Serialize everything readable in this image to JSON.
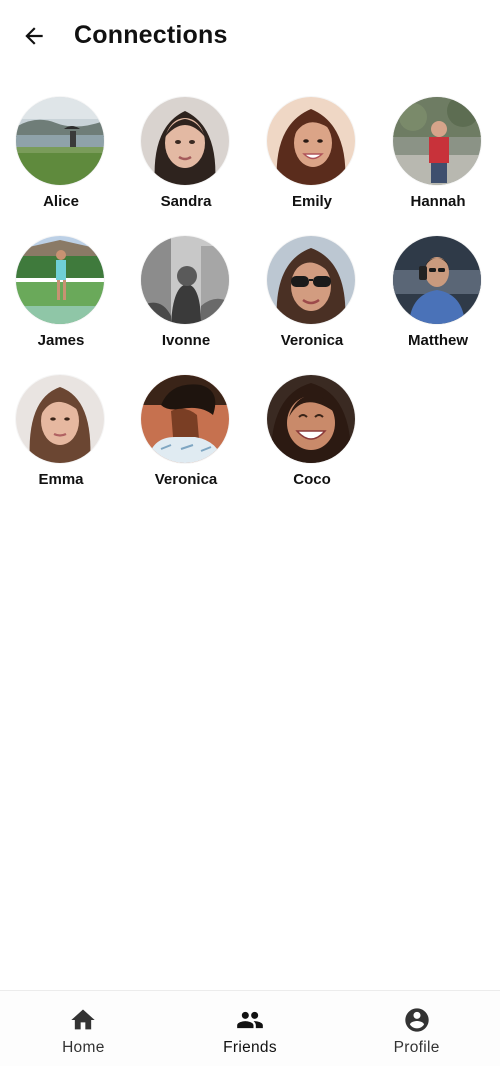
{
  "header": {
    "back_icon": "arrow-left-icon",
    "title": "Connections"
  },
  "connections": [
    {
      "name": "Alice",
      "avatar": "photo-lake-umbrella"
    },
    {
      "name": "Sandra",
      "avatar": "photo-portrait-dark-hair"
    },
    {
      "name": "Emily",
      "avatar": "photo-portrait-smile"
    },
    {
      "name": "Hannah",
      "avatar": "photo-outdoor-red-top"
    },
    {
      "name": "James",
      "avatar": "photo-tennis-court"
    },
    {
      "name": "Ivonne",
      "avatar": "photo-black-white"
    },
    {
      "name": "Veronica",
      "avatar": "photo-sunglasses"
    },
    {
      "name": "Matthew",
      "avatar": "photo-man-phone"
    },
    {
      "name": "Emma",
      "avatar": "photo-portrait-light"
    },
    {
      "name": "Veronica",
      "avatar": "photo-profile-side"
    },
    {
      "name": "Coco",
      "avatar": "photo-selfie-laugh"
    }
  ],
  "bottom_nav": {
    "items": [
      {
        "label": "Home",
        "icon": "home-icon",
        "active": false
      },
      {
        "label": "Friends",
        "icon": "people-icon",
        "active": true
      },
      {
        "label": "Profile",
        "icon": "account-circle-icon",
        "active": false
      }
    ]
  }
}
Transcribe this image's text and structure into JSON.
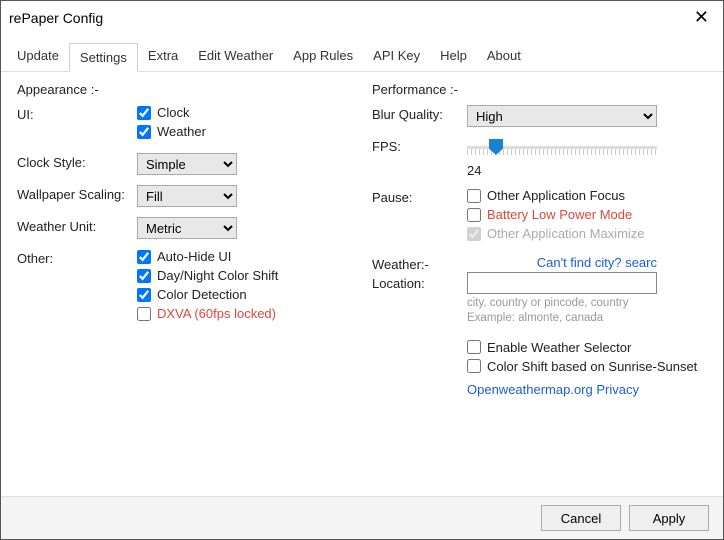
{
  "title": "rePaper Config",
  "tabs": [
    "Update",
    "Settings",
    "Extra",
    "Edit Weather",
    "App Rules",
    "API Key",
    "Help",
    "About"
  ],
  "active_tab": 1,
  "left": {
    "appearance": "Appearance :-",
    "ui_label": "UI:",
    "ui_clock": "Clock",
    "ui_weather": "Weather",
    "clock_style_label": "Clock Style:",
    "clock_style_value": "Simple",
    "wallpaper_scaling_label": "Wallpaper Scaling:",
    "wallpaper_scaling_value": "Fill",
    "weather_unit_label": "Weather Unit:",
    "weather_unit_value": "Metric",
    "other_label": "Other:",
    "auto_hide": "Auto-Hide UI",
    "daynight": "Day/Night Color Shift",
    "color_detect": "Color Detection",
    "dxva": "DXVA (60fps locked)"
  },
  "right": {
    "performance": "Performance :-",
    "blur_label": "Blur Quality:",
    "blur_value": "High",
    "fps_label": "FPS:",
    "fps_value": "24",
    "pause_label": "Pause:",
    "pause_focus": "Other Application Focus",
    "pause_battery": "Battery Low Power Mode",
    "pause_maximize": "Other Application Maximize",
    "weather_head": "Weather:-",
    "location_label": "Location:",
    "location_value": "",
    "find_city": "Can't find city? searc",
    "hint": "city, country or pincode, country\nExample: almonte, canada",
    "enable_selector": "Enable Weather Selector",
    "sunrise_shift": "Color Shift based on Sunrise-Sunset",
    "privacy": "Openweathermap.org Privacy"
  },
  "footer": {
    "cancel": "Cancel",
    "apply": "Apply"
  }
}
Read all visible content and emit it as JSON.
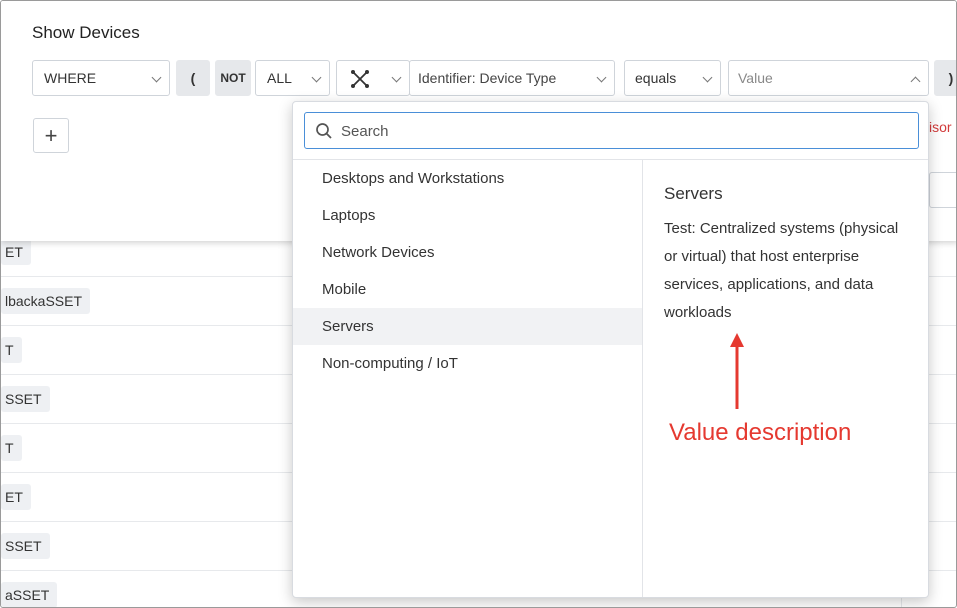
{
  "panel": {
    "title": "Show Devices",
    "where_select": "WHERE",
    "open_paren": "(",
    "not_toggle": "NOT",
    "all_select": "ALL",
    "icon_select_icon": "scatter-network-icon",
    "field_select": "Identifier: Device Type",
    "operator_select": "equals",
    "value_placeholder": "Value",
    "close_paren": ")",
    "add_button": "+",
    "cut_text": "isor"
  },
  "rows": [
    {
      "label": "ET"
    },
    {
      "label": "lbackaSSET"
    },
    {
      "label": "T"
    },
    {
      "label": "SSET"
    },
    {
      "label": "T"
    },
    {
      "label": "ET"
    },
    {
      "label": "SSET"
    },
    {
      "label": "aSSET"
    }
  ],
  "dropdown": {
    "search_placeholder": "Search",
    "options": [
      {
        "label": "Desktops and Workstations"
      },
      {
        "label": "Laptops"
      },
      {
        "label": "Network Devices"
      },
      {
        "label": "Mobile"
      },
      {
        "label": "Servers",
        "selected": true
      },
      {
        "label": "Non-computing / IoT"
      }
    ],
    "description_title": "Servers",
    "description_body": "Test: Centralized systems (physical or virtual) that host enterprise services, applications, and data workloads"
  },
  "annotation": {
    "text": "Value description",
    "color": "#e53930"
  }
}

++++

Can you restate all the records above word for word while dropping the pictures?

_SOLUTION BELOW_.
Serialize everything readable in this image to JSON.
{
  "header": {
    "back_icon": "arrow-left-icon",
    "title": "Connections"
  },
  "connections": [
    {
      "name": "Alice",
      "avatar": "photo-lake-umbrella"
    },
    {
      "name": "Sandra",
      "avatar": "photo-portrait-dark-hair"
    },
    {
      "name": "Emily",
      "avatar": "photo-portrait-smile"
    },
    {
      "name": "Hannah",
      "avatar": "photo-outdoor-red-top"
    },
    {
      "name": "James",
      "avatar": "photo-tennis-court"
    },
    {
      "name": "Ivonne",
      "avatar": "photo-black-white"
    },
    {
      "name": "Veronica",
      "avatar": "photo-sunglasses"
    },
    {
      "name": "Matthew",
      "avatar": "photo-man-phone"
    },
    {
      "name": "Emma",
      "avatar": "photo-portrait-light"
    },
    {
      "name": "Veronica",
      "avatar": "photo-profile-side"
    },
    {
      "name": "Coco",
      "avatar": "photo-selfie-laugh"
    }
  ],
  "bottom_nav": {
    "items": [
      {
        "label": "Home",
        "icon": "home-icon",
        "active": false
      },
      {
        "label": "Friends",
        "icon": "people-icon",
        "active": true
      },
      {
        "label": "Profile",
        "icon": "account-circle-icon",
        "active": false
      }
    ]
  }
}
Transcribe this image's text and structure into JSON.
{
  "title": "rePaper Config",
  "tabs": [
    "Update",
    "Settings",
    "Extra",
    "Edit Weather",
    "App Rules",
    "API Key",
    "Help",
    "About"
  ],
  "active_tab": 1,
  "left": {
    "appearance": "Appearance :-",
    "ui_label": "UI:",
    "ui_clock": "Clock",
    "ui_weather": "Weather",
    "clock_style_label": "Clock Style:",
    "clock_style_value": "Simple",
    "wallpaper_scaling_label": "Wallpaper Scaling:",
    "wallpaper_scaling_value": "Fill",
    "weather_unit_label": "Weather Unit:",
    "weather_unit_value": "Metric",
    "other_label": "Other:",
    "auto_hide": "Auto-Hide UI",
    "daynight": "Day/Night Color Shift",
    "color_detect": "Color Detection",
    "dxva": "DXVA (60fps locked)"
  },
  "right": {
    "performance": "Performance :-",
    "blur_label": "Blur Quality:",
    "blur_value": "High",
    "fps_label": "FPS:",
    "fps_value": "24",
    "pause_label": "Pause:",
    "pause_focus": "Other Application Focus",
    "pause_battery": "Battery Low Power Mode",
    "pause_maximize": "Other Application Maximize",
    "weather_head": "Weather:-",
    "location_label": "Location:",
    "location_value": "",
    "find_city": "Can't find city? searc",
    "hint": "city, country or pincode, country\nExample: almonte, canada",
    "enable_selector": "Enable Weather Selector",
    "sunrise_shift": "Color Shift based on Sunrise-Sunset",
    "privacy": "Openweathermap.org Privacy"
  },
  "footer": {
    "cancel": "Cancel",
    "apply": "Apply"
  }
}
Read all visible content and emit it as JSON.
{
  "panel": {
    "title": "Show Devices",
    "where_select": "WHERE",
    "open_paren": "(",
    "not_toggle": "NOT",
    "all_select": "ALL",
    "icon_select_icon": "scatter-network-icon",
    "field_select": "Identifier: Device Type",
    "operator_select": "equals",
    "value_placeholder": "Value",
    "close_paren": ")",
    "add_button": "+",
    "cut_text": "isor"
  },
  "rows": [
    {
      "label": "ET"
    },
    {
      "label": "lbackaSSET"
    },
    {
      "label": "T"
    },
    {
      "label": "SSET"
    },
    {
      "label": "T"
    },
    {
      "label": "ET"
    },
    {
      "label": "SSET"
    },
    {
      "label": "aSSET"
    }
  ],
  "dropdown": {
    "search_placeholder": "Search",
    "options": [
      {
        "label": "Desktops and Workstations"
      },
      {
        "label": "Laptops"
      },
      {
        "label": "Network Devices"
      },
      {
        "label": "Mobile"
      },
      {
        "label": "Servers",
        "selected": true
      },
      {
        "label": "Non-computing / IoT"
      }
    ],
    "description_title": "Servers",
    "description_body": "Test: Centralized systems (physical or virtual) that host enterprise services, applications, and data workloads"
  },
  "annotation": {
    "text": "Value description",
    "color": "#e53930"
  }
}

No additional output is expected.